■ **What is needed**
Gather every line holding the string "title".
+--
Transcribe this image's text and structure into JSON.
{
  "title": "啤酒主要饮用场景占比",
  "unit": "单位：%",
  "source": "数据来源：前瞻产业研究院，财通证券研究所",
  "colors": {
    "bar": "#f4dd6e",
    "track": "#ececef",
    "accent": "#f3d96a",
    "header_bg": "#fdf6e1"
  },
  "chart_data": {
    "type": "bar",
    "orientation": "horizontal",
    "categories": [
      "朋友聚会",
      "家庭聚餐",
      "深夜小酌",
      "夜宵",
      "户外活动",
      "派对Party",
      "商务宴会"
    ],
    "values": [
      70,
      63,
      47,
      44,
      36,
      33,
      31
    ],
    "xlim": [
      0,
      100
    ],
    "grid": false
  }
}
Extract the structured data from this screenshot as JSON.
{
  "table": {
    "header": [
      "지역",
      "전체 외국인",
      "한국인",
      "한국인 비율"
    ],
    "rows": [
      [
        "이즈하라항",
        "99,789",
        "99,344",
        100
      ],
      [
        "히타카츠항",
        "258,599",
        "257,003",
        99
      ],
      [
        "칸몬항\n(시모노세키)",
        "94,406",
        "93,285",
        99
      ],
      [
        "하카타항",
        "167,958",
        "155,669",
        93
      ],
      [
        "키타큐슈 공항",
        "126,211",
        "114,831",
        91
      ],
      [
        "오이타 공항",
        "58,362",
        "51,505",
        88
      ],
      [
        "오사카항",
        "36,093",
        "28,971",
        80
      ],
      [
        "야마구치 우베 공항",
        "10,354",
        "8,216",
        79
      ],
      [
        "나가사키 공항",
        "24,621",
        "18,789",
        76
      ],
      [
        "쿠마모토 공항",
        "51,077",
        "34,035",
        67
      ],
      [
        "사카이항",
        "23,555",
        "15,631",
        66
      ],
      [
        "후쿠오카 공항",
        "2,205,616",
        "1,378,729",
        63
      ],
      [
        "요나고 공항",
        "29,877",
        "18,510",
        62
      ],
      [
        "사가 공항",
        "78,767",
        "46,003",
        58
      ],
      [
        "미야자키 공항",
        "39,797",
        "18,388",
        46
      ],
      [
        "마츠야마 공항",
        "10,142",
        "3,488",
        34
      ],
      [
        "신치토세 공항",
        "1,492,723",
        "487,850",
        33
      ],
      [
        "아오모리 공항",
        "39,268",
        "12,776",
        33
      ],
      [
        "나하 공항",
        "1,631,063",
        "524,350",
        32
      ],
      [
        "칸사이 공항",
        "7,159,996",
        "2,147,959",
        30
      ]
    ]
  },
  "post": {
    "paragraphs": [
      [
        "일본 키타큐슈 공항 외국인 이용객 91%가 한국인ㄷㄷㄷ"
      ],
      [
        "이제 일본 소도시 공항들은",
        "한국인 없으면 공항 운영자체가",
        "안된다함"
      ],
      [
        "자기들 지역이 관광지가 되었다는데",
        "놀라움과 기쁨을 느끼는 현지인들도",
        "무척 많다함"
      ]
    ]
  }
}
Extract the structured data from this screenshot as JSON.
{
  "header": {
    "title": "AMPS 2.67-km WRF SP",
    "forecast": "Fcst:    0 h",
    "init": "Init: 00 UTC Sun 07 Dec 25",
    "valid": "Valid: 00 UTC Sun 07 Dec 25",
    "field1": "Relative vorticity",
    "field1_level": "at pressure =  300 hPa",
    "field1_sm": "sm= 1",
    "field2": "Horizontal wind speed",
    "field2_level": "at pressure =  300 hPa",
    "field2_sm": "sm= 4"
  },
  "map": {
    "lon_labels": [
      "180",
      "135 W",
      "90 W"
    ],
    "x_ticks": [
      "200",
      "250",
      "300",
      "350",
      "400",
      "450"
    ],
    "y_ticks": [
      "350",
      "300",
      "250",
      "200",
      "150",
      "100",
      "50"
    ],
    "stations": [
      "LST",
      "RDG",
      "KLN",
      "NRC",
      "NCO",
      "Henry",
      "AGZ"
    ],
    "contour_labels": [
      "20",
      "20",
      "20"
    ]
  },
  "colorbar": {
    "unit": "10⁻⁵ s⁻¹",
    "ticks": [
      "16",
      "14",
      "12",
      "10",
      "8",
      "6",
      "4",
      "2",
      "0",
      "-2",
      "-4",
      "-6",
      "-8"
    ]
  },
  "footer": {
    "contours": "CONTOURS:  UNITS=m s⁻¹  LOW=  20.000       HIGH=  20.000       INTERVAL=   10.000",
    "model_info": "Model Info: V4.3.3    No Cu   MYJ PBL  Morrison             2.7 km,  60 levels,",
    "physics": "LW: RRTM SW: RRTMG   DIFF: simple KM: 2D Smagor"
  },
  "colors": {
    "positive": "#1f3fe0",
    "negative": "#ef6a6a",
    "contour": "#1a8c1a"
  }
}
+--
■ **Correct answer**
  "title": "啤酒主要饮用场景占比",
    "title": "AMPS 2.67-km WRF SP",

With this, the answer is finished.